_SHORT PROBLEM:_ Repeat each entry exactly and drop the pictures.

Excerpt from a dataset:
* Start *

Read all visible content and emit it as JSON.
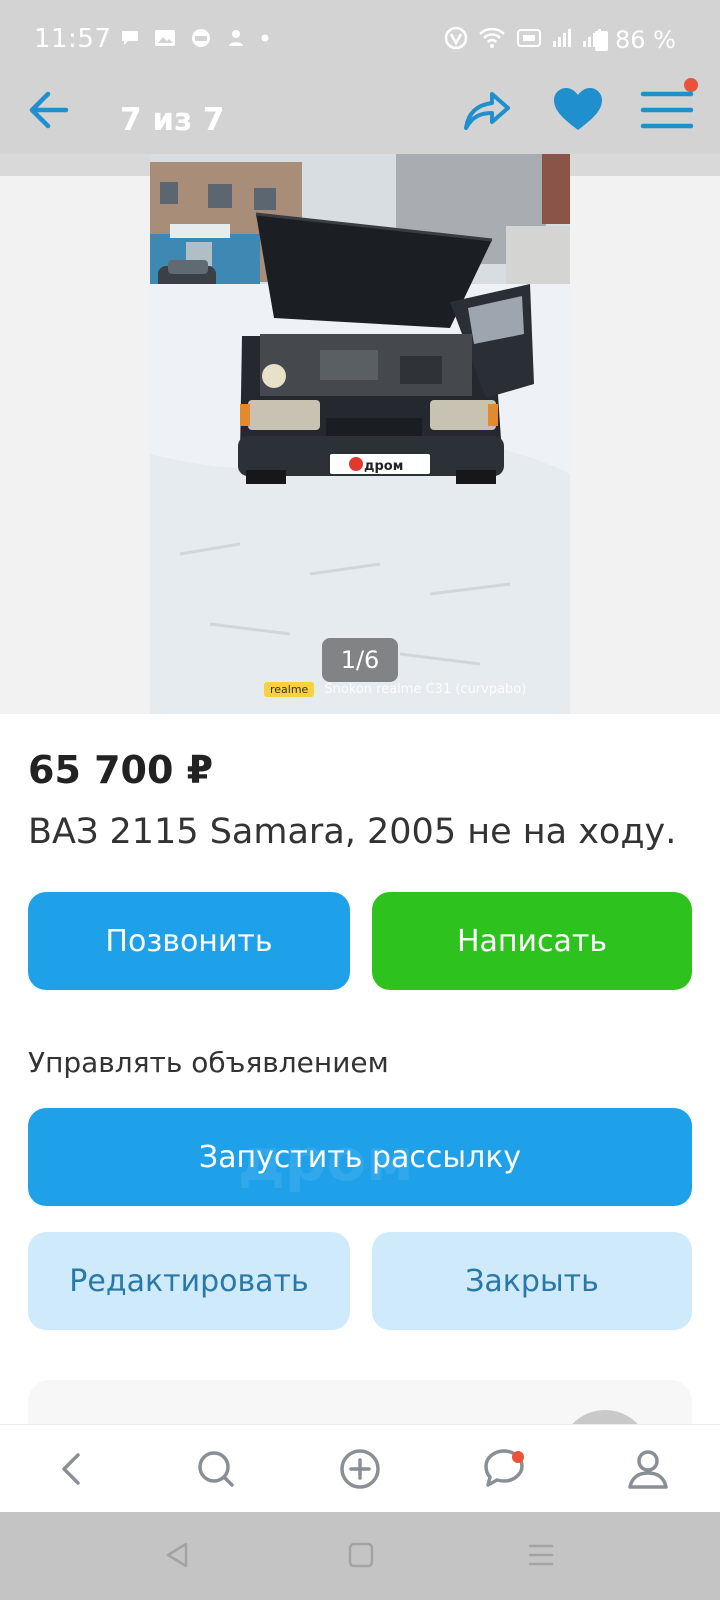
{
  "status_bar": {
    "time": "11:57",
    "battery_percent": "86 %",
    "notification_icons": [
      "chat-bubble-icon",
      "image-icon",
      "car-icon",
      "person-icon",
      "dot-icon"
    ],
    "system_icons": [
      "vpn-icon",
      "wifi-icon",
      "volte-icon",
      "signal-icon",
      "signal-icon"
    ]
  },
  "app_bar": {
    "back_icon": "arrow-left-icon",
    "title": "7 из 7",
    "share_icon": "share-icon",
    "favorite_icon": "heart-icon",
    "menu_icon": "hamburger-icon",
    "has_menu_badge": true,
    "accent_color": "#1fa1ea"
  },
  "gallery": {
    "counter": "1/6",
    "plate_text": "дром",
    "watermark_brand": "realme",
    "watermark_text": "Snokon realme C31 (curvpabo)"
  },
  "listing": {
    "price": "65 700 ₽",
    "title": "ВАЗ 2115 Samara, 2005 не на ходу."
  },
  "actions": {
    "call_label": "Позвонить",
    "write_label": "Написать",
    "call_color": "#1fa1ea",
    "write_color": "#2ec21e"
  },
  "manage": {
    "heading": "Управлять объявлением",
    "broadcast_label": "Запустить рассылку",
    "broadcast_watermark": "дром",
    "edit_label": "Редактировать",
    "close_label": "Закрыть"
  },
  "bottom_nav": {
    "items": [
      {
        "icon": "chevron-left-icon"
      },
      {
        "icon": "search-icon"
      },
      {
        "icon": "plus-circle-icon"
      },
      {
        "icon": "chat-icon",
        "badge": true
      },
      {
        "icon": "profile-icon"
      }
    ]
  },
  "system_nav": {
    "items": [
      "triangle-back-icon",
      "square-home-icon",
      "lines-recents-icon"
    ]
  }
}
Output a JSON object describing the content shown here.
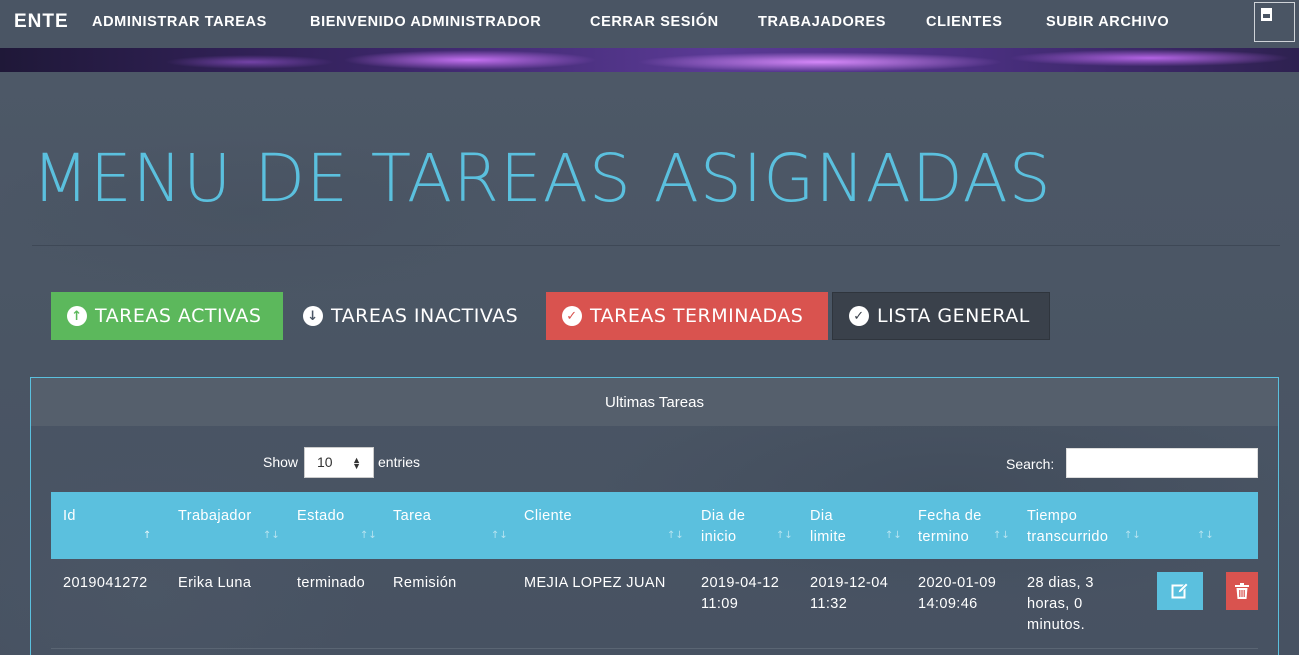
{
  "nav": {
    "brand": "ENTE",
    "items": [
      {
        "label": "ADMINISTRAR TAREAS"
      },
      {
        "label": "BIENVENIDO ADMINISTRADOR"
      },
      {
        "label": "CERRAR SESIÓN"
      },
      {
        "label": "TRABAJADORES"
      },
      {
        "label": "CLIENTES"
      },
      {
        "label": "SUBIR ARCHIVO"
      }
    ],
    "file_icon": "broken-image-icon"
  },
  "page_title": "MENU DE TAREAS ASIGNADAS",
  "filter_buttons": [
    {
      "label": "TAREAS ACTIVAS",
      "icon": "arrow-up-circle-icon",
      "color": "#5cb85c"
    },
    {
      "label": "TAREAS INACTIVAS",
      "icon": "arrow-down-circle-icon",
      "color": "transparent"
    },
    {
      "label": "TAREAS TERMINADAS",
      "icon": "check-circle-icon",
      "color": "#d9534f"
    },
    {
      "label": "LISTA GENERAL",
      "icon": "check-circle-icon",
      "color": "#3a414b"
    }
  ],
  "panel": {
    "heading": "Ultimas Tareas",
    "show_label": "Show",
    "length_value": "10",
    "entries_label": "entries",
    "search_label": "Search:",
    "search_value": ""
  },
  "table": {
    "columns": [
      {
        "label": "Id"
      },
      {
        "label": "Trabajador"
      },
      {
        "label": "Estado"
      },
      {
        "label": "Tarea"
      },
      {
        "label": "Cliente"
      },
      {
        "label": "Dia de\ninicio"
      },
      {
        "label": "Dia\nlimite"
      },
      {
        "label": "Fecha de\ntermino"
      },
      {
        "label": "Tiempo\ntranscurrido"
      }
    ],
    "rows": [
      {
        "id": "2019041272",
        "trabajador": "Erika Luna",
        "estado": "terminado",
        "tarea": "Remisión",
        "cliente": "MEJIA LOPEZ JUAN",
        "inicio": "2019-04-12\n11:09",
        "limite": "2019-12-04\n11:32",
        "termino": "2020-01-09\n14:09:46",
        "transcurrido": "28 dias, 3\nhoras, 0\nminutos."
      }
    ]
  },
  "colors": {
    "accent": "#5bc0de",
    "success": "#5cb85c",
    "danger": "#d9534f",
    "dark": "#3a414b",
    "background": "#4b5665"
  }
}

* End *

_OUTPUT:_
Read all visible content and emit it as JSON.
{
  "status_bar": {
    "time": "11:57",
    "battery_percent": "86 %",
    "notification_icons": [
      "chat-bubble-icon",
      "image-icon",
      "car-icon",
      "person-icon",
      "dot-icon"
    ],
    "system_icons": [
      "vpn-icon",
      "wifi-icon",
      "volte-icon",
      "signal-icon",
      "signal-icon"
    ]
  },
  "app_bar": {
    "back_icon": "arrow-left-icon",
    "title": "7 из 7",
    "share_icon": "share-icon",
    "favorite_icon": "heart-icon",
    "menu_icon": "hamburger-icon",
    "has_menu_badge": true,
    "accent_color": "#1fa1ea"
  },
  "gallery": {
    "counter": "1/6",
    "plate_text": "дром",
    "watermark_brand": "realme",
    "watermark_text": "Snokon realme C31 (curvpabo)"
  },
  "listing": {
    "price": "65 700 ₽",
    "title": "ВАЗ 2115 Samara, 2005 не на ходу."
  },
  "actions": {
    "call_label": "Позвонить",
    "write_label": "Написать",
    "call_color": "#1fa1ea",
    "write_color": "#2ec21e"
  },
  "manage": {
    "heading": "Управлять объявлением",
    "broadcast_label": "Запустить рассылку",
    "broadcast_watermark": "дром",
    "edit_label": "Редактировать",
    "close_label": "Закрыть"
  },
  "bottom_nav": {
    "items": [
      {
        "icon": "chevron-left-icon"
      },
      {
        "icon": "search-icon"
      },
      {
        "icon": "plus-circle-icon"
      },
      {
        "icon": "chat-icon",
        "badge": true
      },
      {
        "icon": "profile-icon"
      }
    ]
  },
  "system_nav": {
    "items": [
      "triangle-back-icon",
      "square-home-icon",
      "lines-recents-icon"
    ]
  }
}
Output a JSON object describing the content shown here.
{
  "nav": {
    "brand": "ENTE",
    "items": [
      {
        "label": "ADMINISTRAR TAREAS"
      },
      {
        "label": "BIENVENIDO ADMINISTRADOR"
      },
      {
        "label": "CERRAR SESIÓN"
      },
      {
        "label": "TRABAJADORES"
      },
      {
        "label": "CLIENTES"
      },
      {
        "label": "SUBIR ARCHIVO"
      }
    ],
    "file_icon": "broken-image-icon"
  },
  "page_title": "MENU DE TAREAS ASIGNADAS",
  "filter_buttons": [
    {
      "label": "TAREAS ACTIVAS",
      "icon": "arrow-up-circle-icon",
      "color": "#5cb85c"
    },
    {
      "label": "TAREAS INACTIVAS",
      "icon": "arrow-down-circle-icon",
      "color": "transparent"
    },
    {
      "label": "TAREAS TERMINADAS",
      "icon": "check-circle-icon",
      "color": "#d9534f"
    },
    {
      "label": "LISTA GENERAL",
      "icon": "check-circle-icon",
      "color": "#3a414b"
    }
  ],
  "panel": {
    "heading": "Ultimas Tareas",
    "show_label": "Show",
    "length_value": "10",
    "entries_label": "entries",
    "search_label": "Search:",
    "search_value": ""
  },
  "table": {
    "columns": [
      {
        "label": "Id"
      },
      {
        "label": "Trabajador"
      },
      {
        "label": "Estado"
      },
      {
        "label": "Tarea"
      },
      {
        "label": "Cliente"
      },
      {
        "label": "Dia de\ninicio"
      },
      {
        "label": "Dia\nlimite"
      },
      {
        "label": "Fecha de\ntermino"
      },
      {
        "label": "Tiempo\ntranscurrido"
      }
    ],
    "rows": [
      {
        "id": "2019041272",
        "trabajador": "Erika Luna",
        "estado": "terminado",
        "tarea": "Remisión",
        "cliente": "MEJIA LOPEZ JUAN",
        "inicio": "2019-04-12\n11:09",
        "limite": "2019-12-04\n11:32",
        "termino": "2020-01-09\n14:09:46",
        "transcurrido": "28 dias, 3\nhoras, 0\nminutos."
      }
    ]
  },
  "colors": {
    "accent": "#5bc0de",
    "success": "#5cb85c",
    "danger": "#d9534f",
    "dark": "#3a414b",
    "background": "#4b5665"
  }
}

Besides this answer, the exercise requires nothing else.